* **Short task**
Find and copy every line in the records that includes the string "SNMP".

* **Supplied material**

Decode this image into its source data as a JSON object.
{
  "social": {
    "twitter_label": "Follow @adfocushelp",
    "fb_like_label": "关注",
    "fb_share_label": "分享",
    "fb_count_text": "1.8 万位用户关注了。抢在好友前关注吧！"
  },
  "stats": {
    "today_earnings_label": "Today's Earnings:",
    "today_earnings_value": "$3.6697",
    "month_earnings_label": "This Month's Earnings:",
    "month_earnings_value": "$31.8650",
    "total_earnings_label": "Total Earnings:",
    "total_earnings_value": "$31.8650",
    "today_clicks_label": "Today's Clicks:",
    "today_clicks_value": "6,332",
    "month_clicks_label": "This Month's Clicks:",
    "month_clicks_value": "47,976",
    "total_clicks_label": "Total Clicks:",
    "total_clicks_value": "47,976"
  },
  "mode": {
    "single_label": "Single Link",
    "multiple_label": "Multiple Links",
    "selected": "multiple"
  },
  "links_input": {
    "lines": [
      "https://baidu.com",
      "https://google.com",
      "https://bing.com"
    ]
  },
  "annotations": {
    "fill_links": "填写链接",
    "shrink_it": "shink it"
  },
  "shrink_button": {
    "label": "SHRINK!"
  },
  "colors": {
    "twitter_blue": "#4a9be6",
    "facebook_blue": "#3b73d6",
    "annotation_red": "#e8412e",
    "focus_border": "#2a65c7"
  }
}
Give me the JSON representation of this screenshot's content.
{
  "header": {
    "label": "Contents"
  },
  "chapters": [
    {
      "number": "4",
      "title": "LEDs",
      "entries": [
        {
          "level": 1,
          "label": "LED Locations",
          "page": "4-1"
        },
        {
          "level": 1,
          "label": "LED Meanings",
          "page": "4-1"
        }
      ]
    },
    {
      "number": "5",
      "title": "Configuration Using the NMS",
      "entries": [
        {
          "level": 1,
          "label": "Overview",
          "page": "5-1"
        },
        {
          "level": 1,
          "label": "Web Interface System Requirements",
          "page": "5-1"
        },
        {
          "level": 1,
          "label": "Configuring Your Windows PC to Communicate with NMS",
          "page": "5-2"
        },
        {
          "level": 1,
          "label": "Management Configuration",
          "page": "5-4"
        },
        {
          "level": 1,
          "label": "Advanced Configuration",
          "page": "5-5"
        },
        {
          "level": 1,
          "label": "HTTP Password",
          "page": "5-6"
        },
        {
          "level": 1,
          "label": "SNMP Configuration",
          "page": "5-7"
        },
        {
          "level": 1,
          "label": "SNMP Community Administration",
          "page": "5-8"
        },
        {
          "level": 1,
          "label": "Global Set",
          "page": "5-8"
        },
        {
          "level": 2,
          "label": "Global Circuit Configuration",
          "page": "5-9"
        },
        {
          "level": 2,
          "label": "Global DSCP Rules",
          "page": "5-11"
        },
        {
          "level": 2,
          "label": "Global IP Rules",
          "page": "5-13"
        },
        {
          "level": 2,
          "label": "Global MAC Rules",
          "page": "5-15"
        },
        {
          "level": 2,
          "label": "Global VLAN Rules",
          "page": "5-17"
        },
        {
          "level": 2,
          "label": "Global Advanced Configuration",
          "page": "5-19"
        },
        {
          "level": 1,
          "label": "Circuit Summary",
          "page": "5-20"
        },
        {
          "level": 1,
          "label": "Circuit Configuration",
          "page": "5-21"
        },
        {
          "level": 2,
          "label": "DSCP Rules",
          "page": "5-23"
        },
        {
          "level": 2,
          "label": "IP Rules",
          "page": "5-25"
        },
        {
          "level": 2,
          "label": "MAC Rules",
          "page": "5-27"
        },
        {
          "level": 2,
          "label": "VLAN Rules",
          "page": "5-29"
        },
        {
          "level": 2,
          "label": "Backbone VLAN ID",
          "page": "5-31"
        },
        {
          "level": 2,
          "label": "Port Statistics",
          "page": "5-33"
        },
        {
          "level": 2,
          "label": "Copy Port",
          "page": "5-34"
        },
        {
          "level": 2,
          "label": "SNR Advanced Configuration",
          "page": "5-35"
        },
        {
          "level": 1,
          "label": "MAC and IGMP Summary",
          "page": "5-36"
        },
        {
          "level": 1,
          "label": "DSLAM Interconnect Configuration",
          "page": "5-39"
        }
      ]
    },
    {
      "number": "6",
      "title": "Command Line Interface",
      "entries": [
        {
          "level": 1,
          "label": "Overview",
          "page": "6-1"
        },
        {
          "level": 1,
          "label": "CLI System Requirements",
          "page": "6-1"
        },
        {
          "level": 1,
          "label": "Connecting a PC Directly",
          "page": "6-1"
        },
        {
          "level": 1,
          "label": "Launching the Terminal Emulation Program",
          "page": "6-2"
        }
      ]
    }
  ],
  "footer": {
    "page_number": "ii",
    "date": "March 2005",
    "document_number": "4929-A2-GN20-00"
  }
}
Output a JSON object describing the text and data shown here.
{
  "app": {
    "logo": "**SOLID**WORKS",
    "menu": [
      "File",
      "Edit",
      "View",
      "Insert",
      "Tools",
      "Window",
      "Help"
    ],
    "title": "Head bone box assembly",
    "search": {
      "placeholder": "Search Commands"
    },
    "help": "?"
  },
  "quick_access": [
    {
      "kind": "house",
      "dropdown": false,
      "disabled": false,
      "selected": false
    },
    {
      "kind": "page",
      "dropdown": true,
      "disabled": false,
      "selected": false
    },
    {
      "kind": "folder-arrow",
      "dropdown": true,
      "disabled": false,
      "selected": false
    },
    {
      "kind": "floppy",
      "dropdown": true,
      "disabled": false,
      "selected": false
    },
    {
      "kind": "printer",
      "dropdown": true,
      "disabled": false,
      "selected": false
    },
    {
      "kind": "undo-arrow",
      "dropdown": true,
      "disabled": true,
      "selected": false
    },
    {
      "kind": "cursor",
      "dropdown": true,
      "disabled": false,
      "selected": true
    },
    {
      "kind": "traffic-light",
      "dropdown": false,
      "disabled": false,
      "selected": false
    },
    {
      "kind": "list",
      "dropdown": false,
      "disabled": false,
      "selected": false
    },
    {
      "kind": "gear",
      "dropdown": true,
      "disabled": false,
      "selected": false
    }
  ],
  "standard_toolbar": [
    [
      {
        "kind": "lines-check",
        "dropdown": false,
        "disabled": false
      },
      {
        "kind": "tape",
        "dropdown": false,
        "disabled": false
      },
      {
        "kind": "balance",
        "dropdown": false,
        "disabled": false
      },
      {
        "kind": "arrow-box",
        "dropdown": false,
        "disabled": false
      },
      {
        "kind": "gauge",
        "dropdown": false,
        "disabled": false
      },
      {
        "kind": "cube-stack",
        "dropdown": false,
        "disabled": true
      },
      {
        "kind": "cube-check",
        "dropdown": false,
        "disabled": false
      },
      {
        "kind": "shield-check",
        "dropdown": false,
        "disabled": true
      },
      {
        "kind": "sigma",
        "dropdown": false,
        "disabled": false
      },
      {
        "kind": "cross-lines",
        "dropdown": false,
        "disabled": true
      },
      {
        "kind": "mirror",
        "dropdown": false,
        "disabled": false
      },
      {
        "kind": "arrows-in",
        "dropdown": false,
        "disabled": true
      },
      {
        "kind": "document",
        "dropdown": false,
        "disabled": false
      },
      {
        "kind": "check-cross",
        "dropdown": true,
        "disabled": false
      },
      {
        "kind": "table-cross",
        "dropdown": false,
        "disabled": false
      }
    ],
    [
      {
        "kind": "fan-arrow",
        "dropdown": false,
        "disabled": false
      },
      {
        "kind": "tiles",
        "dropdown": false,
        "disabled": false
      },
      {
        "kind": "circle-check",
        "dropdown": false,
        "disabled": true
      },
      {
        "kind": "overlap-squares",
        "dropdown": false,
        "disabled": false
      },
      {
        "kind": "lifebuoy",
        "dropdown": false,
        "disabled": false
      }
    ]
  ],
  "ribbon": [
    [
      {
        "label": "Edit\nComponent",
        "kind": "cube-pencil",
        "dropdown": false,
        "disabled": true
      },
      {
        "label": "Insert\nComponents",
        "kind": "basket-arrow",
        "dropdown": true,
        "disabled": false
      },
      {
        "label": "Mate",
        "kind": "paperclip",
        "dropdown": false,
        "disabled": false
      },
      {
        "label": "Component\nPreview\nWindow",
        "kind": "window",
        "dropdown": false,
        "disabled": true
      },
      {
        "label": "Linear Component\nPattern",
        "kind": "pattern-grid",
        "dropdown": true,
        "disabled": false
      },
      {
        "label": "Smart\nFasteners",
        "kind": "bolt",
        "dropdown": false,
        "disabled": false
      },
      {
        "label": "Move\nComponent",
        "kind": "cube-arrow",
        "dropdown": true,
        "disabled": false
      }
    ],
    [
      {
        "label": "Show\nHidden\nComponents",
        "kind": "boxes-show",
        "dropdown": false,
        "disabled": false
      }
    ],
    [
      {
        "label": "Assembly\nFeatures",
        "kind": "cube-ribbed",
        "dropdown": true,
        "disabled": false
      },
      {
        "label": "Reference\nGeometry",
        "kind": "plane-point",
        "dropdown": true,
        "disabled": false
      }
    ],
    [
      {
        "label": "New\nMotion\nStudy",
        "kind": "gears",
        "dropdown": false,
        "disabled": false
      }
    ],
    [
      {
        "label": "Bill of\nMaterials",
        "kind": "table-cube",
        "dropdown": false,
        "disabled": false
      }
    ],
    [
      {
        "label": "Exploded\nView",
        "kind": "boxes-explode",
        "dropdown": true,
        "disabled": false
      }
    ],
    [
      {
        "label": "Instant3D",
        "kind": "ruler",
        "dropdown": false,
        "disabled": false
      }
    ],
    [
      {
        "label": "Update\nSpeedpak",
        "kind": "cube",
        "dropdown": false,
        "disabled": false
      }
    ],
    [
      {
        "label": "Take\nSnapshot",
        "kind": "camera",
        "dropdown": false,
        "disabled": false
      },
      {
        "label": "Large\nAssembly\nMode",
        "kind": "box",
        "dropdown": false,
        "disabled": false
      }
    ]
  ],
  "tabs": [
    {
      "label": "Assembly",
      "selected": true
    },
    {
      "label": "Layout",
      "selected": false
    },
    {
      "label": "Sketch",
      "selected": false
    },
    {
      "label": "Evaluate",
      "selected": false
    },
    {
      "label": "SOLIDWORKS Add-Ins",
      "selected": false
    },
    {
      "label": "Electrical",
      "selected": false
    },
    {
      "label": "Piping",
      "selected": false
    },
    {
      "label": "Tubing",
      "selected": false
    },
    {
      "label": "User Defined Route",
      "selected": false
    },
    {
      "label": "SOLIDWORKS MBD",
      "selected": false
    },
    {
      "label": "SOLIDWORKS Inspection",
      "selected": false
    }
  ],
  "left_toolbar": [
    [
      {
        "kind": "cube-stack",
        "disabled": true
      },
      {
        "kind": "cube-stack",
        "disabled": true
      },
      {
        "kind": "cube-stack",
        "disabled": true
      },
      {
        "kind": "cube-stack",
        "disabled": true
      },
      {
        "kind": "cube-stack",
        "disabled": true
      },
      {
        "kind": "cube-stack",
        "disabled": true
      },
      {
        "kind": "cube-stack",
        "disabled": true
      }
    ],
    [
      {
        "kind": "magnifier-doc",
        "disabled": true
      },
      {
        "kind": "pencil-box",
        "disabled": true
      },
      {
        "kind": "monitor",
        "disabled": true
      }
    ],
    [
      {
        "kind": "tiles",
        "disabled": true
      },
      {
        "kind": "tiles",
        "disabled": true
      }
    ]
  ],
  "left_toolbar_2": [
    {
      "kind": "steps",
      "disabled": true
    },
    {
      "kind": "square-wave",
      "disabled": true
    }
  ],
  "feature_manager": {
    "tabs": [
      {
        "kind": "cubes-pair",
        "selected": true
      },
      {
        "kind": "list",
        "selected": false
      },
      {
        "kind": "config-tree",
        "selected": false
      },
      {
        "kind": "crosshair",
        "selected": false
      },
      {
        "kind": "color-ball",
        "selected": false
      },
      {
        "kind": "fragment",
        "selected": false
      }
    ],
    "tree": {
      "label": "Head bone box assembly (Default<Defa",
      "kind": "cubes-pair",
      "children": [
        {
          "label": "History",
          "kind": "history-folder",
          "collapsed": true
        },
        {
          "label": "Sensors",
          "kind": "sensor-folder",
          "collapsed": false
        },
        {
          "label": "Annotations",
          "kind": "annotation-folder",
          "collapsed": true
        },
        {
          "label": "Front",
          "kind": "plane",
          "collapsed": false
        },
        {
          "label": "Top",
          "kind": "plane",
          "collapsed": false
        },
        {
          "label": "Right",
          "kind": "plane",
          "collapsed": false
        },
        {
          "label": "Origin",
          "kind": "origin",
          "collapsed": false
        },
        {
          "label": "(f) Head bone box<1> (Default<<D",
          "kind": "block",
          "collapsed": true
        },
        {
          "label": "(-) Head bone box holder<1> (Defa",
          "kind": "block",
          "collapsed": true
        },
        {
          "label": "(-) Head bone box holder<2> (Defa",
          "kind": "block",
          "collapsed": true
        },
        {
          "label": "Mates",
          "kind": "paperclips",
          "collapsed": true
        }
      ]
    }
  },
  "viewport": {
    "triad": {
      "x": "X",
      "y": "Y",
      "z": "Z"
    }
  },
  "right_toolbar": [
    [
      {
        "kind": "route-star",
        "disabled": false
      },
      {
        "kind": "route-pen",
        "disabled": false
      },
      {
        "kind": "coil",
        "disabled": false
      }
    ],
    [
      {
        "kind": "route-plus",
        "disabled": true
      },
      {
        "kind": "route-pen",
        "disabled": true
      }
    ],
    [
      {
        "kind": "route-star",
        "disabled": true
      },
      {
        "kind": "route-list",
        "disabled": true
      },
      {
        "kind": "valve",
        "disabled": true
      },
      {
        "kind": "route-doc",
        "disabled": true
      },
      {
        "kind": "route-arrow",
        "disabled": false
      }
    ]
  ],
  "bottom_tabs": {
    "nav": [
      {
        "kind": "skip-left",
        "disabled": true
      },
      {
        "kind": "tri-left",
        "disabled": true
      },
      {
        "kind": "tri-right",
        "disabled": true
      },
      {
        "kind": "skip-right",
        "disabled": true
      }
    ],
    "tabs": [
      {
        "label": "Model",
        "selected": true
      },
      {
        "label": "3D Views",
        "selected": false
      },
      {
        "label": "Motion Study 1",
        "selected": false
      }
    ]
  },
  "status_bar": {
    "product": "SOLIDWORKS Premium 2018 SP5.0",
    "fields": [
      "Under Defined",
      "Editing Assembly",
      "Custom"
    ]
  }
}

* **Reply to the exercise**
          "label": "SNMP Configuration",
          "label": "SNMP Community Administration",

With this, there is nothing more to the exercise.